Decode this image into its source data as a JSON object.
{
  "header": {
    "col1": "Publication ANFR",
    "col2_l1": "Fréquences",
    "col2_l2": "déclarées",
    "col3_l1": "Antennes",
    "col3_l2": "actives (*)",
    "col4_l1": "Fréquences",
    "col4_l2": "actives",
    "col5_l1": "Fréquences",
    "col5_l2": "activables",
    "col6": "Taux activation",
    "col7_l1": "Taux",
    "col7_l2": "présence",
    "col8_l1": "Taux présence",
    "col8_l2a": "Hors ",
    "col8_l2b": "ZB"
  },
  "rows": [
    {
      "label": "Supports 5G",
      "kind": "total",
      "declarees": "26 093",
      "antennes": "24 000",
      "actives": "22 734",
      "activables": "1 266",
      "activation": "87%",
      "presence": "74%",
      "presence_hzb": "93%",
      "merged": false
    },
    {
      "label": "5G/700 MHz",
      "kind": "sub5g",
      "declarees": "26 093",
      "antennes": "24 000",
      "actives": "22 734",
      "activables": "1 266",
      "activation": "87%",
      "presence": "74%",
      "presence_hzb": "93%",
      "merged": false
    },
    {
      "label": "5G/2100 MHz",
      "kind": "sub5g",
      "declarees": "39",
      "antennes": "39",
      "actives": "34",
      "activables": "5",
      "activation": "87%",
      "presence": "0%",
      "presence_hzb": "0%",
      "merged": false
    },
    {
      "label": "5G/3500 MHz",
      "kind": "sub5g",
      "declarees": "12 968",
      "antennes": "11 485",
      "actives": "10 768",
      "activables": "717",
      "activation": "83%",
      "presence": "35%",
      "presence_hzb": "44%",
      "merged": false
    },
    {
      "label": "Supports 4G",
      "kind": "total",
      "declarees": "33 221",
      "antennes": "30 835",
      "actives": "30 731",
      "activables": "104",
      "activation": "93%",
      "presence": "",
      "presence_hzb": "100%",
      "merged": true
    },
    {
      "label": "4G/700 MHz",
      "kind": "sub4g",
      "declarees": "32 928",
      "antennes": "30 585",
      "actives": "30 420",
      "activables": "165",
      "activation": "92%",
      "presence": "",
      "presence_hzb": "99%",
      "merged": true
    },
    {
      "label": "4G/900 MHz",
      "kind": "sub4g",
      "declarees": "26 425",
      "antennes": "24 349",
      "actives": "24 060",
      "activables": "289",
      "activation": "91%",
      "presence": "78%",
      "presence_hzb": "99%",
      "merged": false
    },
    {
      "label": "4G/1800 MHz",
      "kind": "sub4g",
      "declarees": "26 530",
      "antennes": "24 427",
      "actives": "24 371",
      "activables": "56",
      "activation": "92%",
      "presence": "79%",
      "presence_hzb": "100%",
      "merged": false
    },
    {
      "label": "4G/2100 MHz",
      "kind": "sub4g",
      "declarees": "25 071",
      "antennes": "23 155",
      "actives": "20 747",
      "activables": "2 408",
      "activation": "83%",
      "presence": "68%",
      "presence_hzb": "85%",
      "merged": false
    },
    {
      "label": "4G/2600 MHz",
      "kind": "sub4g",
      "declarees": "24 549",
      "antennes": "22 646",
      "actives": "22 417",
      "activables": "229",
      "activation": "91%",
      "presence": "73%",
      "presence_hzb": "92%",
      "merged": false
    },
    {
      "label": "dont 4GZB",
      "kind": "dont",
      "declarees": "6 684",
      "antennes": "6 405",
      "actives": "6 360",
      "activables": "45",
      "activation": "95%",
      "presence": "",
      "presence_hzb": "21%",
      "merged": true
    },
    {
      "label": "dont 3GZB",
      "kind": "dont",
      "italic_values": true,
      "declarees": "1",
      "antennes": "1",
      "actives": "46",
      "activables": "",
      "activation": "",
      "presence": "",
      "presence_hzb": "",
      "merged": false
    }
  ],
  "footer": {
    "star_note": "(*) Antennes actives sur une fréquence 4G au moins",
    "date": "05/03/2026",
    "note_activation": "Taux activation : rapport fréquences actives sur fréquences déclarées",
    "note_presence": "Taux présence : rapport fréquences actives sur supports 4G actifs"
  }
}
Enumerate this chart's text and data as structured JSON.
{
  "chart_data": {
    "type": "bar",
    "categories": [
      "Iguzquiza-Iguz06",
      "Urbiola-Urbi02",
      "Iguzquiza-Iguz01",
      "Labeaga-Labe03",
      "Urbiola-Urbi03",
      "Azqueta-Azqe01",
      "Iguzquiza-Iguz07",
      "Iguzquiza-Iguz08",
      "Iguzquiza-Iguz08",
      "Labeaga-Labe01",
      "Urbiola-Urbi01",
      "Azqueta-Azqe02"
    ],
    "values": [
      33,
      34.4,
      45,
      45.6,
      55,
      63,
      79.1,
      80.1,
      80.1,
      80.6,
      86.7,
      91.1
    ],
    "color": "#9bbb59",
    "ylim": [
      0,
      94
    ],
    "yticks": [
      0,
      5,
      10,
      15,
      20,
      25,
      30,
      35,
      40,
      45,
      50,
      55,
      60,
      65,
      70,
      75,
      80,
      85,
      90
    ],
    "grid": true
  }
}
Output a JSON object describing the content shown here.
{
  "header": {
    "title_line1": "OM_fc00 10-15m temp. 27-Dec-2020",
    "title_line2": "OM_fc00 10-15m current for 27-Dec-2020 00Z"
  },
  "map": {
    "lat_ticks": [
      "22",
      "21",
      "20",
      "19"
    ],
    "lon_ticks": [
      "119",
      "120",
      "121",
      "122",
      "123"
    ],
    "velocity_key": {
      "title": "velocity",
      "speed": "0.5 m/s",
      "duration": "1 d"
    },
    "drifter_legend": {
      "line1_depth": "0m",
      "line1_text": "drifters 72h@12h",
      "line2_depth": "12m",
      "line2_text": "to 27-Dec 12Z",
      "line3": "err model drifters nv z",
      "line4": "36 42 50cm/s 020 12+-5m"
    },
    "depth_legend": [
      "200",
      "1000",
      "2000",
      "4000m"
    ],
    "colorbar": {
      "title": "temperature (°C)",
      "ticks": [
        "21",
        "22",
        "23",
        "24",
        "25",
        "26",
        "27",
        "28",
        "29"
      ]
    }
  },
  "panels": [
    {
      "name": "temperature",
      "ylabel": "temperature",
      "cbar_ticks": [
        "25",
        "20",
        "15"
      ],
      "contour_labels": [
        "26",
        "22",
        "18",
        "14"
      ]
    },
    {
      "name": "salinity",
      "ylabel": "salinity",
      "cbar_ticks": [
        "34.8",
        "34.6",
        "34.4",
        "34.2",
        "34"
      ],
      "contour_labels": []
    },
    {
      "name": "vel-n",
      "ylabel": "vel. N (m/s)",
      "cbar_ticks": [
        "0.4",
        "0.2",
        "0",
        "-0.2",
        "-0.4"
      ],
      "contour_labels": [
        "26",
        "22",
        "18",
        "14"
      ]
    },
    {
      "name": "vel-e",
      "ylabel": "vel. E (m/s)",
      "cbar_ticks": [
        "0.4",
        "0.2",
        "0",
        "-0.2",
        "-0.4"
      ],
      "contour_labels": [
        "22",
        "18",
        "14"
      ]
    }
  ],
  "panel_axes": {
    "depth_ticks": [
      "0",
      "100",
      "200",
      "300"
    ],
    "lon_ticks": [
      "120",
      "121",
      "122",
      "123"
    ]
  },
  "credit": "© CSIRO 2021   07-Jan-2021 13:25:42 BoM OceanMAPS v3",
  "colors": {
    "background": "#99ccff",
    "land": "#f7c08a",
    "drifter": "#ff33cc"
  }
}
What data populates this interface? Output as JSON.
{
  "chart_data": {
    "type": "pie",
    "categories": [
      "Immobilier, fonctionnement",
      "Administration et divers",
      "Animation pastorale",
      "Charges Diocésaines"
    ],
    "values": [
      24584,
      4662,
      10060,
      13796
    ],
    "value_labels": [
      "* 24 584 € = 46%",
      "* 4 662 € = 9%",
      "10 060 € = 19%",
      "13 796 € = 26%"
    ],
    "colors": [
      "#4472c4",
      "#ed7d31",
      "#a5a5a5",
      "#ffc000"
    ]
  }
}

..........

● **Exercise prompt**:
Give solely the number of lines in the data that contain the string "temperature".

● **In response**:
3